- [Task objective]: Where a line contains the word "Bank", copy that line in full.

- [Items listed in a dataset]:
----

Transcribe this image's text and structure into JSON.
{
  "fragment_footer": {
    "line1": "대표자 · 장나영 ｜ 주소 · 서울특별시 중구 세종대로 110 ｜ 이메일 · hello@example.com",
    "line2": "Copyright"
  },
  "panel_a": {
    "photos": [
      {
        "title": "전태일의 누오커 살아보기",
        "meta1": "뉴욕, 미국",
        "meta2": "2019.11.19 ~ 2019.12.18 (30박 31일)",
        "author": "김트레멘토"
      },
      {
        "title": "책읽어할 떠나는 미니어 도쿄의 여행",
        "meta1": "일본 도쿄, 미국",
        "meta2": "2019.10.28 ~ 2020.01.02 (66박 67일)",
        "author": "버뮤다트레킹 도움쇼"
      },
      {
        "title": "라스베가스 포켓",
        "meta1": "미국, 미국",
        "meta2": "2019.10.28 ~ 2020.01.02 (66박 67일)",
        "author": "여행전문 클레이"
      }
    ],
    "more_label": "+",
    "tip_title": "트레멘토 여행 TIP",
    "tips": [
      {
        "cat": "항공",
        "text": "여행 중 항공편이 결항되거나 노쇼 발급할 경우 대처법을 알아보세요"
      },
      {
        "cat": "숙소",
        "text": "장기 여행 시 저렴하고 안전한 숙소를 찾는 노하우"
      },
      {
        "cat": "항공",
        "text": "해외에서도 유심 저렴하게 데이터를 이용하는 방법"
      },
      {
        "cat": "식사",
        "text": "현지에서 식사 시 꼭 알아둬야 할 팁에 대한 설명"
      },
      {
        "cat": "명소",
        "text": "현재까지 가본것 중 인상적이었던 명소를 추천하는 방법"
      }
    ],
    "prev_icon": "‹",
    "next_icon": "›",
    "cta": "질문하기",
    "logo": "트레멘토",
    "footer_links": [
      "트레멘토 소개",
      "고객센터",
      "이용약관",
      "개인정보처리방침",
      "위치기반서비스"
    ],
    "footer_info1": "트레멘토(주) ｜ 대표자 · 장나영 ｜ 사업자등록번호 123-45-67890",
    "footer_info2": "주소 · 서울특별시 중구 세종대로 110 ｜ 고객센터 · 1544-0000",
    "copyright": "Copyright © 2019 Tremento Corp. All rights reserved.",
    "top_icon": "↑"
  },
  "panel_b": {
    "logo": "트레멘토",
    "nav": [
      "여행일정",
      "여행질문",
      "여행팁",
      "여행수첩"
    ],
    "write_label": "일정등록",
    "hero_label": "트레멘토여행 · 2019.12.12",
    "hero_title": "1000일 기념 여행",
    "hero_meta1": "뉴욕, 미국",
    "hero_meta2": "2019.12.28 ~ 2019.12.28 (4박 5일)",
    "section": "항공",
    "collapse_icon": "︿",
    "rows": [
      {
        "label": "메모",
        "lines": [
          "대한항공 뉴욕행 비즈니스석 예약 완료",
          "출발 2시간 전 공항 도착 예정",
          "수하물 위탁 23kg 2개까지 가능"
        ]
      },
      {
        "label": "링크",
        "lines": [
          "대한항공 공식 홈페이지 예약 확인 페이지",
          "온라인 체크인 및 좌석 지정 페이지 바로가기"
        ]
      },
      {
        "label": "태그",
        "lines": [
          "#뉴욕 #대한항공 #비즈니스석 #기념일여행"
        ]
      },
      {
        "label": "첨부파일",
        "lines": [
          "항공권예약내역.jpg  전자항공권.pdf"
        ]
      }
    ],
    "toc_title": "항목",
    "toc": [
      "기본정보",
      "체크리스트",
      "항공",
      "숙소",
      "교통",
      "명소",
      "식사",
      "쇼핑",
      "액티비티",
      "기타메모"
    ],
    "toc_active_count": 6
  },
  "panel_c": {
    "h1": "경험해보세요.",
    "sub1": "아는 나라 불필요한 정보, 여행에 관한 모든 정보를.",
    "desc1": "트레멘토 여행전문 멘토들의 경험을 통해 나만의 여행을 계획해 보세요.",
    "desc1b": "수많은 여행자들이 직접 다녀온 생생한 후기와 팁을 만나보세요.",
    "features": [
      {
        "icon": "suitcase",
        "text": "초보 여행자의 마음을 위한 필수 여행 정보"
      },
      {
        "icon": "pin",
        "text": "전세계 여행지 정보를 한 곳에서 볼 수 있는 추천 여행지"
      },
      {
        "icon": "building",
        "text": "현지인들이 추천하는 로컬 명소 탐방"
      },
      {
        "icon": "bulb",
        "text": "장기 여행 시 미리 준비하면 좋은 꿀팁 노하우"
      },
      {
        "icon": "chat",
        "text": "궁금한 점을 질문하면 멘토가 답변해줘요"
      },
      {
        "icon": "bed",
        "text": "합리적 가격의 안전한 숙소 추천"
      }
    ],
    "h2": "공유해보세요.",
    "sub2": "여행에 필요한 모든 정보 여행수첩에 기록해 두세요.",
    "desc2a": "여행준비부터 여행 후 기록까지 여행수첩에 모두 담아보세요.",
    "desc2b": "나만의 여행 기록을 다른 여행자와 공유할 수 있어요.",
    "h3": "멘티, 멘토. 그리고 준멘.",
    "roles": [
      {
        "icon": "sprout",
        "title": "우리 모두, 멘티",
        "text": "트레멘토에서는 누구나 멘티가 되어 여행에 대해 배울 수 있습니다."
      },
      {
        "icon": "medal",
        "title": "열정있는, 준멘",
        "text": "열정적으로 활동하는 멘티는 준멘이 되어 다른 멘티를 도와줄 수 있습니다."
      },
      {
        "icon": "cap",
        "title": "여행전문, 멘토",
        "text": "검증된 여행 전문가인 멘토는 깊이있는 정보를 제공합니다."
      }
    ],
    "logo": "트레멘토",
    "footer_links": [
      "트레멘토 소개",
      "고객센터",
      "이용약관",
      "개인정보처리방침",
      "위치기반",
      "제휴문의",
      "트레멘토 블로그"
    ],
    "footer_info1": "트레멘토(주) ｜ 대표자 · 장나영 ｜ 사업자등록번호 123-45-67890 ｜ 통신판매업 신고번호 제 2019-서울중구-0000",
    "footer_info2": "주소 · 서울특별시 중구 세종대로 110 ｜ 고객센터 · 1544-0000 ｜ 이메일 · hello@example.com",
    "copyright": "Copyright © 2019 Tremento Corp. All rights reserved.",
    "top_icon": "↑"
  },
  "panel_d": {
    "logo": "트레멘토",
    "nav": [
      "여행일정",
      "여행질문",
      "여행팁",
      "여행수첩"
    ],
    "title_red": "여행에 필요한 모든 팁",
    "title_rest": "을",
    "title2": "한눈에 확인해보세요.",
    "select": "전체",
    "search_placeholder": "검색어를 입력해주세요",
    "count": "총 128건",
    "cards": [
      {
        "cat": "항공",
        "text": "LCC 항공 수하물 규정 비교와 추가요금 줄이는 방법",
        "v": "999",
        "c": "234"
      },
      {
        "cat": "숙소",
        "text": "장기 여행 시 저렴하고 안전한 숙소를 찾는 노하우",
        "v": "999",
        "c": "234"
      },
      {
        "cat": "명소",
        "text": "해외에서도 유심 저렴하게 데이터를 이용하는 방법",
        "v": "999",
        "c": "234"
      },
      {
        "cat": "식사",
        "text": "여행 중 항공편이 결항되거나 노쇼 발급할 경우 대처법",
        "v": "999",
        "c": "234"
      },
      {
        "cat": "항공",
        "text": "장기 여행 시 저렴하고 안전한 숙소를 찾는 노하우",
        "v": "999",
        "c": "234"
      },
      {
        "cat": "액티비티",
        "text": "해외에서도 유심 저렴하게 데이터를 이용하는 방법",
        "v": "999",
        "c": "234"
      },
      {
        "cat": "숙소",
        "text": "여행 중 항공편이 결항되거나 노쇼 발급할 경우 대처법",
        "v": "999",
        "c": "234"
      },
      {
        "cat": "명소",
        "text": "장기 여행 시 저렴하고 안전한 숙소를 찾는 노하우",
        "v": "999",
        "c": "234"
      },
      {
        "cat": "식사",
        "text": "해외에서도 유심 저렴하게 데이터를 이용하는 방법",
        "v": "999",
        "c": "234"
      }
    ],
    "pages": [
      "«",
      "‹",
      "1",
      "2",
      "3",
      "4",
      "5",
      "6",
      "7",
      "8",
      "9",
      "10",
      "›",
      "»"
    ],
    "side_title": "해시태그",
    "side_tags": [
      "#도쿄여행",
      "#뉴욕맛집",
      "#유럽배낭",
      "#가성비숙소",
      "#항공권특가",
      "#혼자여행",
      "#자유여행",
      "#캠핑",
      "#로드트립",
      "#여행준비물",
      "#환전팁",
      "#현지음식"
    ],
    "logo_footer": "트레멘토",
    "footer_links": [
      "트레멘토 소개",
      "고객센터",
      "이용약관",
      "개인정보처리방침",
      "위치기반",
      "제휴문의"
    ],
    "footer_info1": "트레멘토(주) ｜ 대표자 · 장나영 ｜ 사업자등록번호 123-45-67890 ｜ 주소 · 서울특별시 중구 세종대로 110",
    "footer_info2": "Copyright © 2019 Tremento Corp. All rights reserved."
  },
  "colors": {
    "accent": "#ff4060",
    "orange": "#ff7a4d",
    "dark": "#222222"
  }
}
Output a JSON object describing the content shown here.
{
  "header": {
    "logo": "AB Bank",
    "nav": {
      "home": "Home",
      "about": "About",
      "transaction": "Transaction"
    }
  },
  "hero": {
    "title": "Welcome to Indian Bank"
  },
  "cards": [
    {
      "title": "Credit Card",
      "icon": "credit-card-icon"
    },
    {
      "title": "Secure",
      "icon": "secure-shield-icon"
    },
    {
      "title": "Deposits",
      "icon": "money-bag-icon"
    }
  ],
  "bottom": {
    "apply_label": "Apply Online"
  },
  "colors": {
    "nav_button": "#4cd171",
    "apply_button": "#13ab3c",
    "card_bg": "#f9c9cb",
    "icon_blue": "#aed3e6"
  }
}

----

- [The solution]:
    "logo": "AB Bank",
    "title": "Welcome to Indian Bank"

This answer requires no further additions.